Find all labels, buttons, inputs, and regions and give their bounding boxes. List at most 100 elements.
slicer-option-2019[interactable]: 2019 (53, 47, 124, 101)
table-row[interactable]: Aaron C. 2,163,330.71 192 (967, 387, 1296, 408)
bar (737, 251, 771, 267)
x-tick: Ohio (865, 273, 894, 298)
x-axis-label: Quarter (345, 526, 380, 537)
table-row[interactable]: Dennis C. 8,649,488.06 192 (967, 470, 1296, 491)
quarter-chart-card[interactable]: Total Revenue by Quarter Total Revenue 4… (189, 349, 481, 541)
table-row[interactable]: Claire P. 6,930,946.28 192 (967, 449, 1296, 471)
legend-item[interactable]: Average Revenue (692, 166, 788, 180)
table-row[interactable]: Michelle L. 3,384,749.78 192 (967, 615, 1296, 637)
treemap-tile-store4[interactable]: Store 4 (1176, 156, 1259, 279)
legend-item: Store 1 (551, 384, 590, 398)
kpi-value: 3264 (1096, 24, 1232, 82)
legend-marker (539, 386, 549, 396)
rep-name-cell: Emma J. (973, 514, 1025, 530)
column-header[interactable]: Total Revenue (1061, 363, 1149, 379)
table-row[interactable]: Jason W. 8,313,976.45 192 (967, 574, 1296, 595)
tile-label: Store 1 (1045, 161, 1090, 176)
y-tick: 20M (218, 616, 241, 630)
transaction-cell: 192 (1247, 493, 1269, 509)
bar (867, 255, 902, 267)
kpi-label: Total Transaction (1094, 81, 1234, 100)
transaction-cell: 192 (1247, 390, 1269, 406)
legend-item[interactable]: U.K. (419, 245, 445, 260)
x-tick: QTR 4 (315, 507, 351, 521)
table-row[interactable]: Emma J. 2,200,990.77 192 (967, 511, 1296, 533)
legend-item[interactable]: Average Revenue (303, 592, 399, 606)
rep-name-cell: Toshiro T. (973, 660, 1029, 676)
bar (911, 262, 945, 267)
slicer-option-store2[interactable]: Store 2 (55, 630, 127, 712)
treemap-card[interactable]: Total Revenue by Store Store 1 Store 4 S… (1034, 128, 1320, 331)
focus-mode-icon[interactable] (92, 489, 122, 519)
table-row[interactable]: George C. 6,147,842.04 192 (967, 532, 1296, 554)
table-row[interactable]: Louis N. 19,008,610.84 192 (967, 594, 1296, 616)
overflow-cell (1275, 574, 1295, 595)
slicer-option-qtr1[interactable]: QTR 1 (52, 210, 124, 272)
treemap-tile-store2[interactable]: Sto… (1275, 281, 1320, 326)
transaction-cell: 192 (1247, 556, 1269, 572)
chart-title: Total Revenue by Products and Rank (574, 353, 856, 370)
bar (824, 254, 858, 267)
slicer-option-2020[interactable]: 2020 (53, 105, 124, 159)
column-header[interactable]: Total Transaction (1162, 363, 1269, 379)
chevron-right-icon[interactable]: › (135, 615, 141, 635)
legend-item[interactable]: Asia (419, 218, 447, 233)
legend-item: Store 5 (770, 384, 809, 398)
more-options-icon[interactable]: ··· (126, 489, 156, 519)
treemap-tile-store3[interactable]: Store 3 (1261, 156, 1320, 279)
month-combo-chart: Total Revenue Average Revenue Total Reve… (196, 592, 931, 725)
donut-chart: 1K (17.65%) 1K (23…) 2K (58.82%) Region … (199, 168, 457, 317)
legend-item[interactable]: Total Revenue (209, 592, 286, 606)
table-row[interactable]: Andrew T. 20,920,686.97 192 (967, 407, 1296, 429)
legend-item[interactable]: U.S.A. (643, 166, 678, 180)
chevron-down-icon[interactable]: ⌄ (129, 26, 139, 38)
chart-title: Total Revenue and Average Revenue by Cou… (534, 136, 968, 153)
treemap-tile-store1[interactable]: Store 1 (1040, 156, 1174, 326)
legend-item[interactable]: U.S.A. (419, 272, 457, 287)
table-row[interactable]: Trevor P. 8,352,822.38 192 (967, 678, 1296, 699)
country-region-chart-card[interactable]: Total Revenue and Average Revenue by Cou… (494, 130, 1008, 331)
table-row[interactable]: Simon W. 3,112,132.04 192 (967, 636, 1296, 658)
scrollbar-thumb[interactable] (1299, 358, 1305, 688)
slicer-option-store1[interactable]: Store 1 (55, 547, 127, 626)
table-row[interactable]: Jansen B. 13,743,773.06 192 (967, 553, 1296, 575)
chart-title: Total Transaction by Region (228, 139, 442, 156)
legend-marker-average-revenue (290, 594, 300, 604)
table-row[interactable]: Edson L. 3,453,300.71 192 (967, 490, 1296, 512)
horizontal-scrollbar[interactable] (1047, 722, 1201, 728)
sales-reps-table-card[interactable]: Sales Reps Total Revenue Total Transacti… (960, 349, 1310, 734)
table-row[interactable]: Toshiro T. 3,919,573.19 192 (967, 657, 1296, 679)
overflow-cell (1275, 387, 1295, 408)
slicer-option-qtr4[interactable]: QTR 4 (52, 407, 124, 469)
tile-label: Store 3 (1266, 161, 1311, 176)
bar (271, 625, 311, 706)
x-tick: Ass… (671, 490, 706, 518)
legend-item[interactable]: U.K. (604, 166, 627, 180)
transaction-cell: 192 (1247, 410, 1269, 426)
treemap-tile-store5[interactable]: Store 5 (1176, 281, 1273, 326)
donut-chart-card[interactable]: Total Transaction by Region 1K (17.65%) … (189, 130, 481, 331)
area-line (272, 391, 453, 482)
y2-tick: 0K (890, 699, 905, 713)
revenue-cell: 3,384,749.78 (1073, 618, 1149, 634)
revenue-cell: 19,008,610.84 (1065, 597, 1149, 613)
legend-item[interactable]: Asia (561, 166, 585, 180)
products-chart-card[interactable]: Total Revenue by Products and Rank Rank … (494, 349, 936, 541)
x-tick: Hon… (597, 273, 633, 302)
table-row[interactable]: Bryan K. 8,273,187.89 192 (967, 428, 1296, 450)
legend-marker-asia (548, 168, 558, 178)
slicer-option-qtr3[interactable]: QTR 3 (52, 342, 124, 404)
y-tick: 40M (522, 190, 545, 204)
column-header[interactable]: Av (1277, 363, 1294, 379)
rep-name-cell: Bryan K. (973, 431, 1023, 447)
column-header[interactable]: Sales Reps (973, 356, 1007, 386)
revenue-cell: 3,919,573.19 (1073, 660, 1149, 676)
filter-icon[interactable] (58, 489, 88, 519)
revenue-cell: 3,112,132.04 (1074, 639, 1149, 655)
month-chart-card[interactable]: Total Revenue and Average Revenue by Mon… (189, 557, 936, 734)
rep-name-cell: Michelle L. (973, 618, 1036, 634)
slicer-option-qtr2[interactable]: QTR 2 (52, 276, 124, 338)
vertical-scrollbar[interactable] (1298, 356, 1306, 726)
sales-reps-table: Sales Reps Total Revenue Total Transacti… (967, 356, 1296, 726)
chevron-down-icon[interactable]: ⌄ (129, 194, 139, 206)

..............................

== What is expected ==
Can you reproduce every one of the records above verbatim, line by line?

== Task result ==
Find all labels, buttons, inputs, and regions and give their bounding boxes. List at most 100 elements.
slicer-option-2019[interactable]: 2019 (53, 47, 124, 101)
table-row[interactable]: Aaron C. 2,163,330.71 192 (967, 387, 1296, 408)
bar (737, 251, 771, 267)
x-tick: Ohio (865, 273, 894, 298)
x-axis-label: Quarter (345, 526, 380, 537)
table-row[interactable]: Dennis C. 8,649,488.06 192 (967, 470, 1296, 491)
quarter-chart-card[interactable]: Total Revenue by Quarter Total Revenue 4… (189, 349, 481, 541)
table-row[interactable]: Claire P. 6,930,946.28 192 (967, 449, 1296, 471)
legend-item[interactable]: Average Revenue (692, 166, 788, 180)
table-row[interactable]: Michelle L. 3,384,749.78 192 (967, 615, 1296, 637)
treemap-tile-store4[interactable]: Store 4 (1176, 156, 1259, 279)
legend-item: Store 1 (551, 384, 590, 398)
kpi-value: 3264 (1096, 24, 1232, 82)
legend-marker (539, 386, 549, 396)
rep-name-cell: Emma J. (973, 514, 1025, 530)
column-header[interactable]: Total Revenue (1061, 363, 1149, 379)
table-row[interactable]: Jason W. 8,313,976.45 192 (967, 574, 1296, 595)
tile-label: Store 1 (1045, 161, 1090, 176)
y-tick: 20M (218, 616, 241, 630)
transaction-cell: 192 (1247, 493, 1269, 509)
bar (867, 255, 902, 267)
kpi-label: Total Transaction (1094, 81, 1234, 100)
transaction-cell: 192 (1247, 390, 1269, 406)
legend-item[interactable]: U.K. (419, 245, 445, 260)
x-tick: QTR 4 (315, 507, 351, 521)
table-row[interactable]: Emma J. 2,200,990.77 192 (967, 511, 1296, 533)
legend-item[interactable]: Average Revenue (303, 592, 399, 606)
rep-name-cell: Toshiro T. (973, 660, 1029, 676)
bar (911, 262, 945, 267)
slicer-option-store2[interactable]: Store 2 (55, 630, 127, 712)
treemap-card[interactable]: Total Revenue by Store Store 1 Store 4 S… (1034, 128, 1320, 331)
focus-mode-icon[interactable] (92, 489, 122, 519)
table-row[interactable]: George C. 6,147,842.04 192 (967, 532, 1296, 554)
table-row[interactable]: Louis N. 19,008,610.84 192 (967, 594, 1296, 616)
overflow-cell (1275, 574, 1295, 595)
slicer-option-qtr1[interactable]: QTR 1 (52, 210, 124, 272)
treemap-tile-store2[interactable]: Sto… (1275, 281, 1320, 326)
transaction-cell: 192 (1247, 556, 1269, 572)
chart-title: Total Revenue by Products and Rank (574, 353, 856, 370)
bar (824, 254, 858, 267)
slicer-option-2020[interactable]: 2020 (53, 105, 124, 159)
column-header[interactable]: Total Transaction (1162, 363, 1269, 379)
chevron-right-icon[interactable]: › (135, 615, 141, 635)
legend-item[interactable]: Asia (419, 218, 447, 233)
legend-item: Store 5 (770, 384, 809, 398)
more-options-icon[interactable]: ··· (126, 489, 156, 519)
treemap-tile-store3[interactable]: Store 3 (1261, 156, 1320, 279)
month-combo-chart: Total Revenue Average Revenue Total Reve… (196, 592, 931, 725)
donut-chart: 1K (17.65%) 1K (23…) 2K (58.82%) Region … (199, 168, 457, 317)
legend-item[interactable]: Total Revenue (209, 592, 286, 606)
table-row[interactable]: Andrew T. 20,920,686.97 192 (967, 407, 1296, 429)
legend-item[interactable]: U.S.A. (643, 166, 678, 180)
chevron-down-icon[interactable]: ⌄ (129, 26, 139, 38)
chart-title: Total Revenue and Average Revenue by Cou… (534, 136, 968, 153)
treemap-tile-store1[interactable]: Store 1 (1040, 156, 1174, 326)
legend-item[interactable]: U.S.A. (419, 272, 457, 287)
table-row[interactable]: Trevor P. 8,352,822.38 192 (967, 678, 1296, 699)
country-region-chart-card[interactable]: Total Revenue and Average Revenue by Cou… (494, 130, 1008, 331)
table-row[interactable]: Simon W. 3,112,132.04 192 (967, 636, 1296, 658)
scrollbar-thumb[interactable] (1299, 358, 1305, 688)
slicer-option-store1[interactable]: Store 1 (55, 547, 127, 626)
table-row[interactable]: Jansen B. 13,743,773.06 192 (967, 553, 1296, 575)
chart-title: Total Transaction by Region (228, 139, 442, 156)
legend-marker-average-revenue (290, 594, 300, 604)
table-row[interactable]: Edson L. 3,453,300.71 192 (967, 490, 1296, 512)
horizontal-scrollbar[interactable] (1047, 722, 1201, 728)
sales-reps-table-card[interactable]: Sales Reps Total Revenue Total Transacti… (960, 349, 1310, 734)
table-row[interactable]: Toshiro T. 3,919,573.19 192 (967, 657, 1296, 679)
overflow-cell (1275, 387, 1295, 408)
slicer-option-qtr4[interactable]: QTR 4 (52, 407, 124, 469)
tile-label: Store 3 (1266, 161, 1311, 176)
bar (271, 625, 311, 706)
x-tick: Ass… (671, 490, 706, 518)
legend-item[interactable]: U.K. (604, 166, 627, 180)
transaction-cell: 192 (1247, 410, 1269, 426)
treemap-tile-store5[interactable]: Store 5 (1176, 281, 1273, 326)
donut-chart-card[interactable]: Total Transaction by Region 1K (17.65%) … (189, 130, 481, 331)
area-line (272, 391, 453, 482)
y2-tick: 0K (890, 699, 905, 713)
revenue-cell: 3,384,749.78 (1073, 618, 1149, 634)
revenue-cell: 19,008,610.84 (1065, 597, 1149, 613)
legend-item[interactable]: Asia (561, 166, 585, 180)
products-chart-card[interactable]: Total Revenue by Products and Rank Rank … (494, 349, 936, 541)
x-tick: Hon… (597, 273, 633, 302)
table-row[interactable]: Bryan K. 8,273,187.89 192 (967, 428, 1296, 450)
legend-marker-asia (548, 168, 558, 178)
slicer-option-qtr3[interactable]: QTR 3 (52, 342, 124, 404)
y-tick: 40M (522, 190, 545, 204)
column-header[interactable]: Av (1277, 363, 1294, 379)
rep-name-cell: Bryan K. (973, 431, 1023, 447)
column-header[interactable]: Sales Reps (973, 356, 1007, 386)
revenue-cell: 3,919,573.19 (1073, 660, 1149, 676)
filter-icon[interactable] (58, 489, 88, 519)
revenue-cell: 3,112,132.04 (1074, 639, 1149, 655)
month-chart-card[interactable]: Total Revenue and Average Revenue by Mon… (189, 557, 936, 734)
rep-name-cell: Michelle L. (973, 618, 1036, 634)
slicer-option-qtr2[interactable]: QTR 2 (52, 276, 124, 338)
vertical-scrollbar[interactable] (1298, 356, 1306, 726)
sales-reps-table: Sales Reps Total Revenue Total Transacti… (967, 356, 1296, 726)
chevron-down-icon[interactable]: ⌄ (129, 194, 139, 206)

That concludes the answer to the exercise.